(Stored data entries)
*****

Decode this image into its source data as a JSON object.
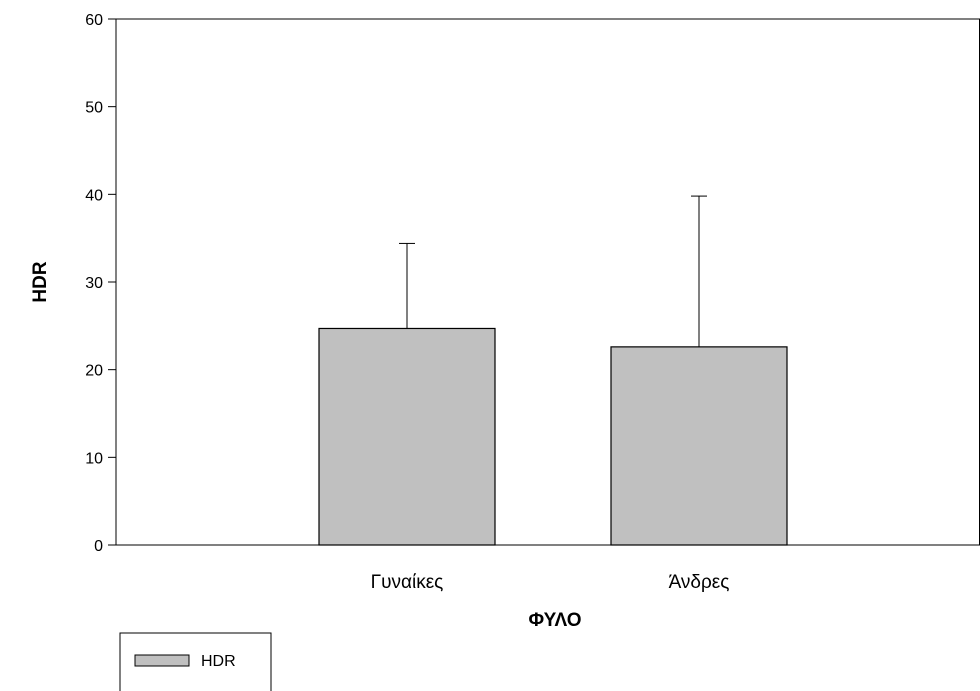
{
  "chart_data": {
    "type": "bar",
    "categories": [
      "Γυναίκες",
      "Άνδρες"
    ],
    "series": [
      {
        "name": "HDR",
        "values": [
          24.7,
          22.6
        ],
        "error_upper": [
          34.4,
          39.8
        ]
      }
    ],
    "xlabel": "ΦΥΛΟ",
    "ylabel": "HDR",
    "ylim": [
      0,
      60
    ],
    "yticks": [
      0,
      10,
      20,
      30,
      40,
      50,
      60
    ],
    "grid": false,
    "legend": "bottom-left",
    "colors": {
      "bar_fill": "#c0c0c0",
      "bar_stroke": "#000000",
      "axis": "#000000"
    }
  }
}
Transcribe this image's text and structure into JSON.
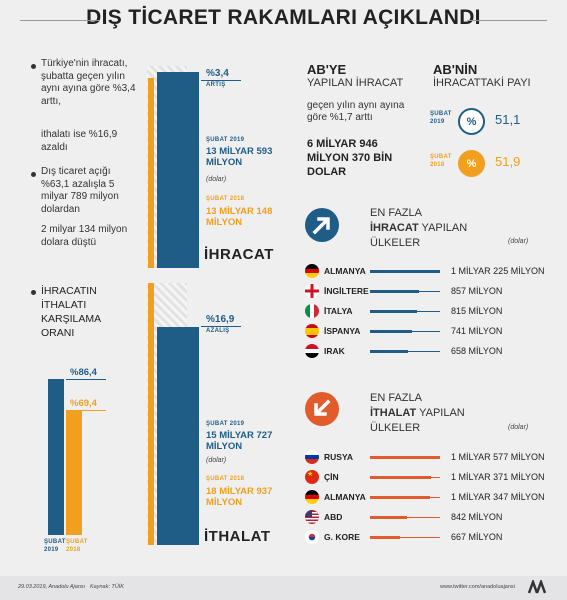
{
  "title": "DIŞ TİCARET RAKAMLARI AÇIKLANDI",
  "colors": {
    "blue": "#1f5d86",
    "orange": "#f0a01e",
    "red": "#e25b2a"
  },
  "left_notes": {
    "n1": "Türkiye'nin ihracatı, şubatta geçen yılın aynı ayına göre %3,4 arttı,",
    "n2": "ithalatı ise %16,9 azaldı",
    "n3": "Dış ticaret açığı %63,1 azalışla 5 milyar 789 milyon dolardan",
    "n4": "2 milyar 134 milyon dolara düştü",
    "n5": "İHRACATIN İTHALATI KARŞILAMA ORANI"
  },
  "export": {
    "pct": "%3,4",
    "pct_label": "ARTIŞ",
    "y2019_label": "ŞUBAT 2019",
    "y2019_value": "13 MİLYAR 593 MİLYON",
    "unit": "(dolar)",
    "y2018_label": "ŞUBAT 2018",
    "y2018_value": "13 MİLYAR 148 MİLYON",
    "name": "İHRACAT"
  },
  "import": {
    "pct": "%16,9",
    "pct_label": "AZALIŞ",
    "y2019_label": "ŞUBAT 2019",
    "y2019_value": "15 MİLYAR 727 MİLYON",
    "unit": "(dolar)",
    "y2018_label": "ŞUBAT 2018",
    "y2018_value": "18 MİLYAR 937 MİLYON",
    "name": "İTHALAT"
  },
  "coverage": {
    "v2019": "%86,4",
    "v2018": "%69,4",
    "l2019": "ŞUBAT 2019",
    "l2018": "ŞUBAT 2018"
  },
  "eu": {
    "h1": "AB'YE",
    "s1": "YAPILAN İHRACAT",
    "d1": "geçen yılın aynı ayına göre %1,7 arttı",
    "d2": "6 MİLYAR 946 MİLYON 370 BİN DOLAR",
    "h2": "AB'NİN",
    "s2": "İHRACATTAKİ PAYI",
    "p2019_label": "ŞUBAT 2019",
    "p2019": "51,1",
    "p2018_label": "ŞUBAT 2018",
    "p2018": "51,9",
    "pct_symbol": "%"
  },
  "top_export": {
    "h1": "EN FAZLA",
    "h2": "İHRACAT",
    "h2b": "YAPILAN",
    "h3": "ÜLKELER",
    "unit": "(dolar)",
    "rows": [
      {
        "country": "ALMANYA",
        "value": "1 MİLYAR 225 MİLYON",
        "amount": 1225
      },
      {
        "country": "İNGİLTERE",
        "value": "857 MİLYON",
        "amount": 857
      },
      {
        "country": "İTALYA",
        "value": "815 MİLYON",
        "amount": 815
      },
      {
        "country": "İSPANYA",
        "value": "741 MİLYON",
        "amount": 741
      },
      {
        "country": "IRAK",
        "value": "658 MİLYON",
        "amount": 658
      }
    ]
  },
  "top_import": {
    "h1": "EN FAZLA",
    "h2": "İTHALAT",
    "h2b": "YAPILAN",
    "h3": "ÜLKELER",
    "unit": "(dolar)",
    "rows": [
      {
        "country": "RUSYA",
        "value": "1 MİLYAR 577 MİLYON",
        "amount": 1577
      },
      {
        "country": "ÇİN",
        "value": "1 MİLYAR 371 MİLYON",
        "amount": 1371
      },
      {
        "country": "ALMANYA",
        "value": "1 MİLYAR 347 MİLYON",
        "amount": 1347
      },
      {
        "country": "ABD",
        "value": "842 MİLYON",
        "amount": 842
      },
      {
        "country": "G. KORE",
        "value": "667 MİLYON",
        "amount": 667
      }
    ]
  },
  "footer": {
    "date": "29.03.2019, Anadolu Ajansı",
    "source": "Kaynak: TÜİK",
    "twitter": "www.twitter.com/anadoluajansi"
  },
  "chart_data": [
    {
      "type": "bar",
      "title": "İHRACAT",
      "unit": "dolar",
      "categories": [
        "ŞUBAT 2018",
        "ŞUBAT 2019"
      ],
      "values": [
        13148,
        13593
      ]
    },
    {
      "type": "bar",
      "title": "İTHALAT",
      "unit": "dolar",
      "categories": [
        "ŞUBAT 2018",
        "ŞUBAT 2019"
      ],
      "values": [
        18937,
        15727
      ]
    },
    {
      "type": "bar",
      "title": "İHRACATIN İTHALATI KARŞILAMA ORANI",
      "categories": [
        "ŞUBAT 2019",
        "ŞUBAT 2018"
      ],
      "values": [
        86.4,
        69.4
      ]
    },
    {
      "type": "bar",
      "title": "EN FAZLA İHRACAT YAPILAN ÜLKELER",
      "categories": [
        "ALMANYA",
        "İNGİLTERE",
        "İTALYA",
        "İSPANYA",
        "IRAK"
      ],
      "values": [
        1225,
        857,
        815,
        741,
        658
      ]
    },
    {
      "type": "bar",
      "title": "EN FAZLA İTHALAT YAPILAN ÜLKELER",
      "categories": [
        "RUSYA",
        "ÇİN",
        "ALMANYA",
        "ABD",
        "G. KORE"
      ],
      "values": [
        1577,
        1371,
        1347,
        842,
        667
      ]
    }
  ]
}
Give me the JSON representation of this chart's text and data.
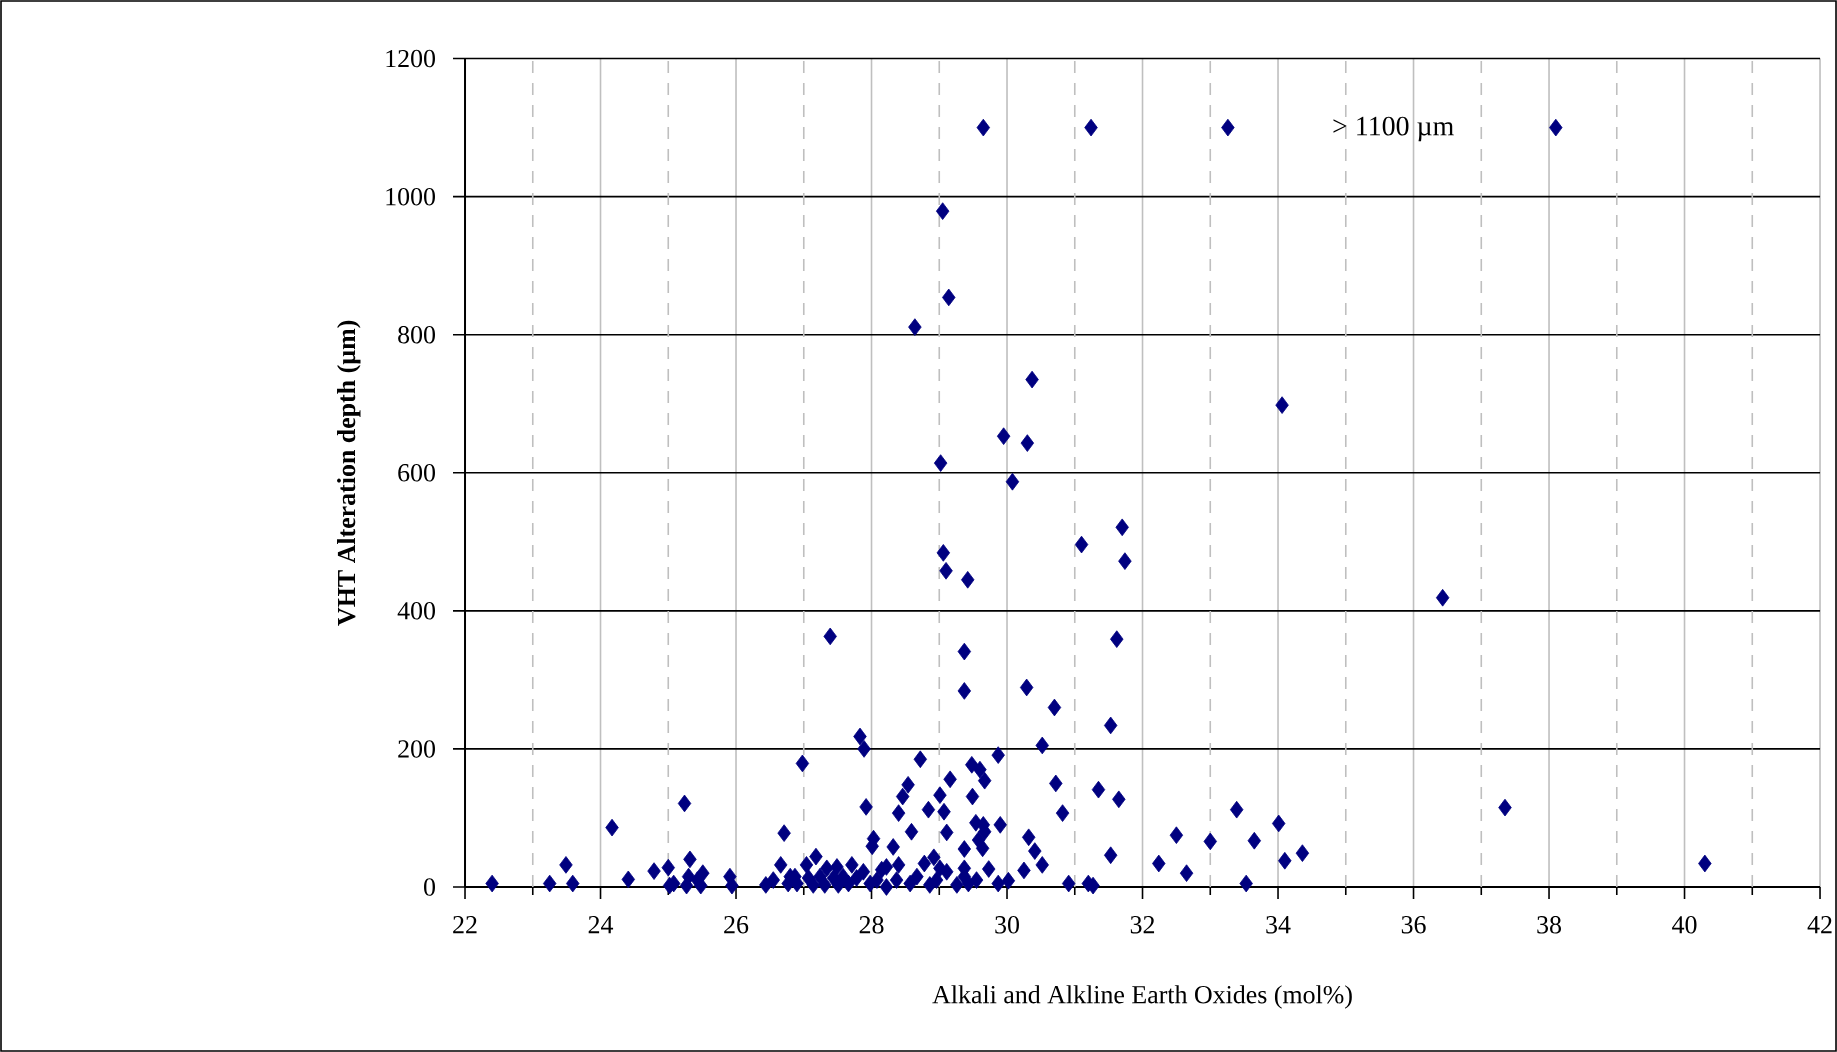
{
  "chart_data": {
    "type": "scatter",
    "xlabel": "Alkali and Alkline Earth Oxides (mol%)",
    "ylabel": "VHT Alteration depth (µm)",
    "annotations": [
      "> 1100 µm"
    ],
    "xlim": [
      22,
      42
    ],
    "ylim": [
      0,
      1200
    ],
    "xticks": [
      22,
      {
        "value": 23,
        "label": null
      },
      24,
      {
        "value": 25,
        "label": null
      },
      26,
      {
        "value": 27,
        "label": null
      },
      28,
      {
        "value": 29,
        "label": null
      },
      30,
      {
        "value": 31,
        "label": null
      },
      32,
      {
        "value": 33,
        "label": null
      },
      34,
      {
        "value": 35,
        "label": null
      },
      36,
      {
        "value": 37,
        "label": null
      },
      38,
      {
        "value": 39,
        "label": null
      },
      40,
      {
        "value": 41,
        "label": null
      },
      42
    ],
    "yticks": [
      0,
      200,
      400,
      600,
      800,
      1000,
      1200
    ],
    "grid": true,
    "marker": "diamond",
    "color": "#000080",
    "x": [
      22.4,
      23.25,
      23.59,
      23.49,
      24.17,
      24.41,
      24.79,
      25.0,
      25.02,
      25.08,
      25.24,
      25.32,
      25.3,
      25.27,
      25.48,
      25.51,
      25.43,
      25.91,
      25.94,
      26.44,
      26.55,
      26.66,
      26.71,
      26.77,
      26.8,
      26.87,
      26.9,
      26.98,
      27.04,
      27.07,
      27.14,
      27.18,
      27.24,
      27.31,
      27.34,
      27.39,
      27.44,
      27.49,
      27.51,
      27.58,
      27.66,
      27.71,
      27.78,
      27.83,
      27.89,
      27.88,
      27.92,
      27.98,
      28.01,
      28.03,
      28.08,
      28.15,
      28.22,
      28.22,
      28.32,
      28.37,
      28.4,
      28.4,
      28.46,
      28.54,
      28.59,
      28.57,
      28.64,
      28.67,
      28.72,
      28.78,
      28.84,
      28.86,
      28.92,
      28.96,
      29.01,
      29.01,
      29.02,
      29.05,
      29.06,
      29.1,
      29.07,
      29.11,
      29.11,
      29.14,
      29.16,
      29.26,
      29.37,
      29.37,
      29.42,
      29.37,
      29.37,
      29.37,
      29.43,
      29.48,
      29.49,
      29.54,
      29.55,
      29.58,
      29.6,
      29.64,
      29.65,
      29.67,
      29.67,
      29.65,
      29.73,
      29.87,
      29.87,
      29.9,
      29.95,
      30.02,
      30.08,
      30.25,
      30.29,
      30.3,
      30.32,
      30.37,
      30.41,
      30.52,
      30.52,
      30.7,
      30.72,
      30.82,
      30.91,
      31.1,
      31.2,
      31.24,
      31.27,
      31.35,
      31.53,
      31.53,
      31.62,
      31.65,
      31.7,
      31.74,
      32.24,
      32.5,
      32.65,
      33.0,
      33.26,
      33.39,
      33.53,
      33.65,
      34.01,
      34.06,
      34.1,
      34.36,
      36.43,
      37.35,
      38.1,
      40.3
    ],
    "values": [
      5,
      5,
      5,
      32,
      86,
      11,
      23,
      28,
      2,
      5,
      121,
      40,
      15,
      2,
      2,
      20,
      10,
      15,
      2,
      3,
      10,
      32,
      78,
      5,
      15,
      15,
      5,
      179,
      32,
      13,
      3,
      44,
      15,
      3,
      27,
      363,
      13,
      29,
      3,
      15,
      5,
      32,
      13,
      218,
      200,
      22,
      116,
      5,
      59,
      70,
      10,
      25,
      29,
      0,
      58,
      10,
      32,
      107,
      131,
      148,
      80,
      5,
      811,
      15,
      185,
      34,
      112,
      3,
      43,
      10,
      133,
      27,
      614,
      979,
      484,
      458,
      109,
      79,
      22,
      854,
      156,
      3,
      341,
      284,
      445,
      55,
      27,
      15,
      5,
      177,
      131,
      93,
      10,
      68,
      170,
      56,
      90,
      80,
      154,
      1100,
      26,
      191,
      5,
      90,
      653,
      9,
      587,
      24,
      289,
      643,
      72,
      735,
      52,
      205,
      32,
      260,
      150,
      107,
      5,
      496,
      5,
      1100,
      2,
      141,
      234,
      46,
      359,
      127,
      521,
      472,
      34,
      75,
      20,
      66,
      1100,
      112,
      5,
      67,
      92,
      698,
      38,
      49,
      419,
      115,
      1100,
      34
    ]
  }
}
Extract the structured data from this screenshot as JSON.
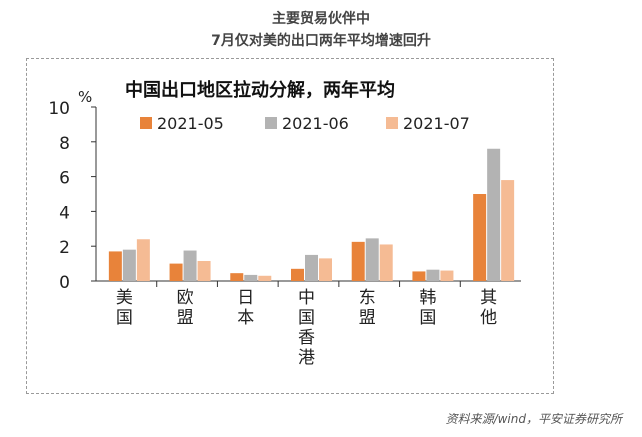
{
  "header": {
    "line1": "主要贸易伙伴中",
    "line2": "7月仅对美的出口两年平均增速回升"
  },
  "source": "资料来源/wind，平安证券研究所",
  "colors": {
    "s1": "#e8833a",
    "s2": "#b3b3b3",
    "s3": "#f5bb94"
  },
  "chart_data": {
    "type": "bar",
    "title": "中国出口地区拉动分解，两年平均",
    "ylabel": "%",
    "ylim": [
      0,
      10
    ],
    "yticks": [
      0,
      2,
      4,
      6,
      8,
      10
    ],
    "categories": [
      "美国",
      "欧盟",
      "日本",
      "中国香港",
      "东盟",
      "韩国",
      "其他"
    ],
    "legend_position": "top",
    "series": [
      {
        "name": "2021-05",
        "values": [
          1.7,
          1.0,
          0.45,
          0.7,
          2.25,
          0.55,
          5.0
        ]
      },
      {
        "name": "2021-06",
        "values": [
          1.8,
          1.75,
          0.35,
          1.5,
          2.45,
          0.65,
          7.6
        ]
      },
      {
        "name": "2021-07",
        "values": [
          2.4,
          1.15,
          0.3,
          1.3,
          2.1,
          0.6,
          5.8
        ]
      }
    ]
  }
}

*****

TASK DIRECTIONS
Only lines with the string "İHRACATIN" belong in your answer; copy each one.

THE SOLUTION
    "n5": "İHRACATIN İTHALATI KARŞILAMA ORANI"
      "title": "İHRACATIN İTHALATI KARŞILAMA ORANI",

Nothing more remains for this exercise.